(Beginning of EXERCISE PASSAGE)

If there’s a port blocker in it doesn’t stop a real adversary, but it stops the mistakes, which is a large part of what we’re trying to accomplish with that.
I’d say one final thing is just to understand where we are, because a lot of the plants look to the regulator, and the cybersecurity regulation is performance-based, and what that means is they don’t dictate how to solve the solution. They say: Here’s some requirements you have to meet. You have to do these kind of minimal things. Now show us how you’re going to meet them.
So it’s really up to each individual plant on how they achieve that goal, and that’s a good or bad thing. On one hand, it allows each plant to kind of do their own method of doing that. I do think there’s some good aspects to that, just like each plant in our country is built in a different time frame by many times different companies. So having some sort of malware that could affect multiple plants across the country at the same time is would be almost unthinkable, at least in terms of humans coming up with it, because it just be so phenomenally difficult because of all the different configurations and the type of equipment and the upgrades and everything else, so that difference between all those plants is actually an asset, as far as I’m concerned, from a cybersecurity standpoint.

(End of EXERCISE PASSAGE)
(Beginning of PROVIDED DATA)

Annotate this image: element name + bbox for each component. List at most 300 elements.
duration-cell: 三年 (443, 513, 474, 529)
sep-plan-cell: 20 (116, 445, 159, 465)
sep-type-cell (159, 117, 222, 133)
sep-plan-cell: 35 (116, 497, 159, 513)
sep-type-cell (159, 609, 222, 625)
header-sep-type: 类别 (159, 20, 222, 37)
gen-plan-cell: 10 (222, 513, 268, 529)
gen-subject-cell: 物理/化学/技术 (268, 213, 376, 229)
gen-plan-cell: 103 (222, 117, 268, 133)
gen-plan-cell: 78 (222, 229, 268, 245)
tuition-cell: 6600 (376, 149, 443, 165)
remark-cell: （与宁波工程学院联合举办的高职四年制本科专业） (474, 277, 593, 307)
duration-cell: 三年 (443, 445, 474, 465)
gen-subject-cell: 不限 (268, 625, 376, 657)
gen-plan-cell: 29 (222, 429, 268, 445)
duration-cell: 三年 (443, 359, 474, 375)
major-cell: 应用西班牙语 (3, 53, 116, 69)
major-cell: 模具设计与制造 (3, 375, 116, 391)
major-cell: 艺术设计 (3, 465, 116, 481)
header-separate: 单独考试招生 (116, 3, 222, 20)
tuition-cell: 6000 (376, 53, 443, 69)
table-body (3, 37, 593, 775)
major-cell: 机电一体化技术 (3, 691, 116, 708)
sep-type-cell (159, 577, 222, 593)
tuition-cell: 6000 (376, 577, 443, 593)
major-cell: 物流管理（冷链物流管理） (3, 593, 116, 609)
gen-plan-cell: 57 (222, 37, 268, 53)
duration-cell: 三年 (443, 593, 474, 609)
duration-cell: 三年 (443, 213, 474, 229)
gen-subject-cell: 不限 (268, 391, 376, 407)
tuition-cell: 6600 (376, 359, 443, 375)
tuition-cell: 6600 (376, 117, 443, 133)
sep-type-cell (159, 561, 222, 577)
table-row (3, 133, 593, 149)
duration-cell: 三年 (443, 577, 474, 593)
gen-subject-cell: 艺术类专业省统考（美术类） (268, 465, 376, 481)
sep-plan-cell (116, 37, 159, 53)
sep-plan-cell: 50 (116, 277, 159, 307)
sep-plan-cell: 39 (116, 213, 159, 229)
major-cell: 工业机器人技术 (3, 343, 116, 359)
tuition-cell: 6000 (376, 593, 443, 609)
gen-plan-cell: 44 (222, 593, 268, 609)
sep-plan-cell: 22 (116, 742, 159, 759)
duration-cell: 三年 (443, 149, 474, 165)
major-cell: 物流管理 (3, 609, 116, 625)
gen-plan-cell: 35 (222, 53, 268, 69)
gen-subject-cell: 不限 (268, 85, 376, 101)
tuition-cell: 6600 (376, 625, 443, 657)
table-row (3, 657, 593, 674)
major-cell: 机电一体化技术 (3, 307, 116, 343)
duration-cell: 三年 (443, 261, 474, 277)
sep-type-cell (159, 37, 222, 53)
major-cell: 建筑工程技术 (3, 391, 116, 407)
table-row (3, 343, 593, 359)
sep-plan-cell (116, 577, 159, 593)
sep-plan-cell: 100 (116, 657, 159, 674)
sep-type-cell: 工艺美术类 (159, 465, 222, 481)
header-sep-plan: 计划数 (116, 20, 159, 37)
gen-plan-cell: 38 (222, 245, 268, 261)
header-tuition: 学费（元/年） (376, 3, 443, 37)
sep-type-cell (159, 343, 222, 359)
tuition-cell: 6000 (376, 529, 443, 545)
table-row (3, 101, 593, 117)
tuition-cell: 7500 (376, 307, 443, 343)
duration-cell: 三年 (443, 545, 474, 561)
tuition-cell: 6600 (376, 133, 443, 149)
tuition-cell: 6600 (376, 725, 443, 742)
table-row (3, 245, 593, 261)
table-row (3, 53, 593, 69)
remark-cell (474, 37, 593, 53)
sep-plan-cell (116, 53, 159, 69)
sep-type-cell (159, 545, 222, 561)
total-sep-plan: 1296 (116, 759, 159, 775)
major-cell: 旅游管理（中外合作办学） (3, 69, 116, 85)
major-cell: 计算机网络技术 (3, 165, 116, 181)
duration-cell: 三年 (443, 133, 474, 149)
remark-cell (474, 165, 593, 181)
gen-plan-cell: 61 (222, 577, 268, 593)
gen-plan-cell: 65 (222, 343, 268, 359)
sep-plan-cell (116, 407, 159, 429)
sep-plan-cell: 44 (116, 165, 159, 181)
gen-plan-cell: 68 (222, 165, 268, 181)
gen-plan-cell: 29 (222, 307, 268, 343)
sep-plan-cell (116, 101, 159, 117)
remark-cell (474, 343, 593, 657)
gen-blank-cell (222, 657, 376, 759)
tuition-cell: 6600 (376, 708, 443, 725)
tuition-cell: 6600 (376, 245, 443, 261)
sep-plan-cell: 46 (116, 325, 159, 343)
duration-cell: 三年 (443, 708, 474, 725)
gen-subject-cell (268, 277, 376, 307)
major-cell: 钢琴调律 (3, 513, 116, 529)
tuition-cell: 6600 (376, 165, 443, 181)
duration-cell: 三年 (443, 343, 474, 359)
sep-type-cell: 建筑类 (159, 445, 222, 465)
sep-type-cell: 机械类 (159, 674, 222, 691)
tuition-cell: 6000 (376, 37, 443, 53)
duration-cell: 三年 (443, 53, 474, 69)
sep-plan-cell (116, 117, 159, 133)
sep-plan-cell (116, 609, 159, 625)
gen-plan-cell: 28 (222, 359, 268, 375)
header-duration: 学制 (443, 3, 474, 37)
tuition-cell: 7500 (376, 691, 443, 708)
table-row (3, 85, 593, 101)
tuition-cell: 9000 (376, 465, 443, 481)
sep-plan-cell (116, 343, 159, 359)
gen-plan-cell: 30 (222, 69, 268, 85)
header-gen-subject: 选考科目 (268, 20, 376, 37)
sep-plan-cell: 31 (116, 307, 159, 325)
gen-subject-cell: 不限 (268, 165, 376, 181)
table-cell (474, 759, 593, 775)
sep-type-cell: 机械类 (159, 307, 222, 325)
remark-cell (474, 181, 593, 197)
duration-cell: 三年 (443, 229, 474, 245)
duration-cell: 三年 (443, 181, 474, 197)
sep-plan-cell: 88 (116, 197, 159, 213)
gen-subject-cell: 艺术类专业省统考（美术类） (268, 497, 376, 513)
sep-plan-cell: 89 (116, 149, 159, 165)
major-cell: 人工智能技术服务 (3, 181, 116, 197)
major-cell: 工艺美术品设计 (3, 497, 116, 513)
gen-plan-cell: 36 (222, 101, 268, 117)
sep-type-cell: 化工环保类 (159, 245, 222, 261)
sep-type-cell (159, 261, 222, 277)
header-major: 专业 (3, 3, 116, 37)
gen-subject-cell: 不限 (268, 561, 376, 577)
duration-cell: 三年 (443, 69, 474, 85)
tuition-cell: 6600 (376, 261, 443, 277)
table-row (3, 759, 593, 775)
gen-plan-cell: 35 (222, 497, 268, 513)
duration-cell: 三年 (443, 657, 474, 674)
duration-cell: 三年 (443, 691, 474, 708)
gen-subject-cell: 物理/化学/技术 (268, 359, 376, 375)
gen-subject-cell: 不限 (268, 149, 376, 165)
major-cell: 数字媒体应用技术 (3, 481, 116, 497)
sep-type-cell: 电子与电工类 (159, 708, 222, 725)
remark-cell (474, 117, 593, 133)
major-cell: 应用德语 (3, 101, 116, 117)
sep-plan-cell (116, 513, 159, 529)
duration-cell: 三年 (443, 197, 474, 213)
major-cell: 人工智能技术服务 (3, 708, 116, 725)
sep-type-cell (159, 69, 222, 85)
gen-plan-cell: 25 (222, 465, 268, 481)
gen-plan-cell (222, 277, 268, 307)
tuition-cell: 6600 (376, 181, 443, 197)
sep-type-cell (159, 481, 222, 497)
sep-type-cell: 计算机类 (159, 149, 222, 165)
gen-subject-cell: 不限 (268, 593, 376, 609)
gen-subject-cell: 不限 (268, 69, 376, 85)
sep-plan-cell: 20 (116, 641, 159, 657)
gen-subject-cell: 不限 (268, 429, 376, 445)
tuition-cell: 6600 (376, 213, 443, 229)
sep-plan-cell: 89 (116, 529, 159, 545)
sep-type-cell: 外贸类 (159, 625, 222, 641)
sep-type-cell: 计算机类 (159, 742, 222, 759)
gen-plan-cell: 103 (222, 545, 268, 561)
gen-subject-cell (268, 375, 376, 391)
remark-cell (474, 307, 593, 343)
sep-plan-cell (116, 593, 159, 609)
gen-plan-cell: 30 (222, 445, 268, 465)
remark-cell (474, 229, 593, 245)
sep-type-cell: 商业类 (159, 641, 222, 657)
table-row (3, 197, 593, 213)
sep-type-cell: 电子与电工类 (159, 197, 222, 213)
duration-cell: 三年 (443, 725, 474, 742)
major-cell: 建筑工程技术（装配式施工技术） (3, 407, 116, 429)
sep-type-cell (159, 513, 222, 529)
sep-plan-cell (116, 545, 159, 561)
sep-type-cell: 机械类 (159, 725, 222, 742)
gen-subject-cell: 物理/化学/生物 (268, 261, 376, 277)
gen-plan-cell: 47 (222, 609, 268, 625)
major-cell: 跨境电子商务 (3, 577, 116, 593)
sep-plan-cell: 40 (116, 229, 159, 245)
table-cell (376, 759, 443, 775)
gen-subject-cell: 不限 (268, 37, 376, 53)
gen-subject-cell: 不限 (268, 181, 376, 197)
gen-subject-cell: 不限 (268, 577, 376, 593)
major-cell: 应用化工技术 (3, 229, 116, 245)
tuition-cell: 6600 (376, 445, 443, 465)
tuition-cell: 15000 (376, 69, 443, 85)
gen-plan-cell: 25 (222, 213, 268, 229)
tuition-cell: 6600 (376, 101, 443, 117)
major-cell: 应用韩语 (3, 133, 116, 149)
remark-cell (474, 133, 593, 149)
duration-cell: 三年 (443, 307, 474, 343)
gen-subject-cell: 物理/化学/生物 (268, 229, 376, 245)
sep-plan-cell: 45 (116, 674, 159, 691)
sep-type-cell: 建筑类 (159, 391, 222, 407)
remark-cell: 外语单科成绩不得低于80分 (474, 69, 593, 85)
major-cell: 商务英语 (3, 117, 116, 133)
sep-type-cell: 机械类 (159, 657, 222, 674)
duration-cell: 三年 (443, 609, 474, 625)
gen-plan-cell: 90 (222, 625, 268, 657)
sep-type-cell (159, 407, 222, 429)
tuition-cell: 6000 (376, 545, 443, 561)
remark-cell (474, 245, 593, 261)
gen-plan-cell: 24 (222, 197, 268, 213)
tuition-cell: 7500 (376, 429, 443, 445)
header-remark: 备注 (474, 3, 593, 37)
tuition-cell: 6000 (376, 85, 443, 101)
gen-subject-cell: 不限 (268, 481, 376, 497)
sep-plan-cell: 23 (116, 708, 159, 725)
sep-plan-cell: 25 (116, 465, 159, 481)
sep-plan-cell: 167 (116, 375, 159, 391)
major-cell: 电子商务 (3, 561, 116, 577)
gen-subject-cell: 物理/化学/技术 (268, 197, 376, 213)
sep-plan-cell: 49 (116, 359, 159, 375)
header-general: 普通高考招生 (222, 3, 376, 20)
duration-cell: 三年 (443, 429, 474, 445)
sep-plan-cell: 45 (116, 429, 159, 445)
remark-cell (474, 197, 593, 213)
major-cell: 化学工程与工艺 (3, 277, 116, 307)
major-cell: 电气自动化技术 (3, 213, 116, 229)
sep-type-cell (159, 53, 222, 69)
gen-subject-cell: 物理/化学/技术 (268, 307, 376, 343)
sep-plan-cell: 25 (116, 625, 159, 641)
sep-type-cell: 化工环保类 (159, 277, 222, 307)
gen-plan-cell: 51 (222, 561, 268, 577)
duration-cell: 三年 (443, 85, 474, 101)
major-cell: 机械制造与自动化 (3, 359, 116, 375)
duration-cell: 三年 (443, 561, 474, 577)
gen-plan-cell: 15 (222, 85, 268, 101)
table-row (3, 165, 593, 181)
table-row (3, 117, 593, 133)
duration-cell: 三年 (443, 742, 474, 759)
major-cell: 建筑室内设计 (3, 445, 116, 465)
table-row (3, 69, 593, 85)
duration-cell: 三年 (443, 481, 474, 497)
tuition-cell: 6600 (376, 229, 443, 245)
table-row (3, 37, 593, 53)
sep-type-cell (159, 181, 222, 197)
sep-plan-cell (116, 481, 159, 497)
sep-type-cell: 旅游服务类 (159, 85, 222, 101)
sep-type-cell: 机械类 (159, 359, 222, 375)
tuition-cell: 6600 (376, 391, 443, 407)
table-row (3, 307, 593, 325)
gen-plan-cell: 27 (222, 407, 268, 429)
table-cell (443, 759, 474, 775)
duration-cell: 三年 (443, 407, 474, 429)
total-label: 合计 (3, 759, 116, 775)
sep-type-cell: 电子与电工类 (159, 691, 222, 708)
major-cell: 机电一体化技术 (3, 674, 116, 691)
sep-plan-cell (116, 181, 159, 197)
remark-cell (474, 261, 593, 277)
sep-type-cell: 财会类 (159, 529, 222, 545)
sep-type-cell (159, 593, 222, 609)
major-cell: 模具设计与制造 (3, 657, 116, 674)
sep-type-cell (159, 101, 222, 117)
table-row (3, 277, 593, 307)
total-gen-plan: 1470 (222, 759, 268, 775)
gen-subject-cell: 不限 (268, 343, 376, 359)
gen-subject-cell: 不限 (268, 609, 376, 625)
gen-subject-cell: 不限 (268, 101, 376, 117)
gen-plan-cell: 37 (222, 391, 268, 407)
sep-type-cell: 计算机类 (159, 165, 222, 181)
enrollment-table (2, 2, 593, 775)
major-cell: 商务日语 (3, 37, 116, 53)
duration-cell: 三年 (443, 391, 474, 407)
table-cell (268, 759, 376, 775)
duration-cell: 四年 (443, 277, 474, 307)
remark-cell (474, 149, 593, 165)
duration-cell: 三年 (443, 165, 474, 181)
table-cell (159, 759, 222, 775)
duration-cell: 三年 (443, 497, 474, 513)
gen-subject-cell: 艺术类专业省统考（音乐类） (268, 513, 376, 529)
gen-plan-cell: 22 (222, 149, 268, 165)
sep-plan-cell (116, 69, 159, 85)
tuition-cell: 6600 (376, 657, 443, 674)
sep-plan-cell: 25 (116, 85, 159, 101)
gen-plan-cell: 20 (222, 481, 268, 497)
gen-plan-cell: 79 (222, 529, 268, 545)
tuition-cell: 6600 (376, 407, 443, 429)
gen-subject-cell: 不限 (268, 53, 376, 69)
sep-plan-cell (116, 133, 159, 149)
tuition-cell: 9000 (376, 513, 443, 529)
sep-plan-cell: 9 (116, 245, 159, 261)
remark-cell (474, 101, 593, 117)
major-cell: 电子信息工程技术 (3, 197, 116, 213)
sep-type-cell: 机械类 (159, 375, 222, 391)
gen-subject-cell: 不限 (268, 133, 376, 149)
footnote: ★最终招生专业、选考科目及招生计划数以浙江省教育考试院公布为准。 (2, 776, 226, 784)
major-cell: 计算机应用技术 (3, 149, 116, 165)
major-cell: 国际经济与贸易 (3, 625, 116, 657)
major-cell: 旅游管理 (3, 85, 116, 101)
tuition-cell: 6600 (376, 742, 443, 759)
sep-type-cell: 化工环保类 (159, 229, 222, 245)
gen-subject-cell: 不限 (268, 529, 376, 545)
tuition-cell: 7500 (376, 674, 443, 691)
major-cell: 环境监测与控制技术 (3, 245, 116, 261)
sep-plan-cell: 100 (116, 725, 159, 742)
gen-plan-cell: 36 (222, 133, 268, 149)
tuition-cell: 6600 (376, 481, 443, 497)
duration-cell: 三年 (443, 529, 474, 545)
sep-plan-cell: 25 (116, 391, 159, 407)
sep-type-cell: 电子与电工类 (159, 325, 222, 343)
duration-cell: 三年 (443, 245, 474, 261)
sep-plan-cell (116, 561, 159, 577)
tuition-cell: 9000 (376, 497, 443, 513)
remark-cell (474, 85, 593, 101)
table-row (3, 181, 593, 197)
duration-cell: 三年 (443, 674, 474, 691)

(End of PROVIDED DATA)

# [INSTRUCTIONS FOR THE TASK]
Return the part of the cybersecurity passage starting at "If there’s a" and ending at "to meet them.", copied word for word. Work from the cybersecurity passage only and set the data aside.

# [WRITTEN ANSWER]
If there’s a port blocker in it doesn’t stop a real adversary, but it stops the mistakes, which is a large part of what we’re trying to accomplish with that.
I’d say one final thing is just to understand where we are, because a lot of the plants look to the regulator, and the cybersecurity regulation is performance-based, and what that means is they don’t dictate how to solve the solution. They say: Here’s some requirements you have to meet. You have to do these kind of minimal things. Now show us how you’re going to meet them.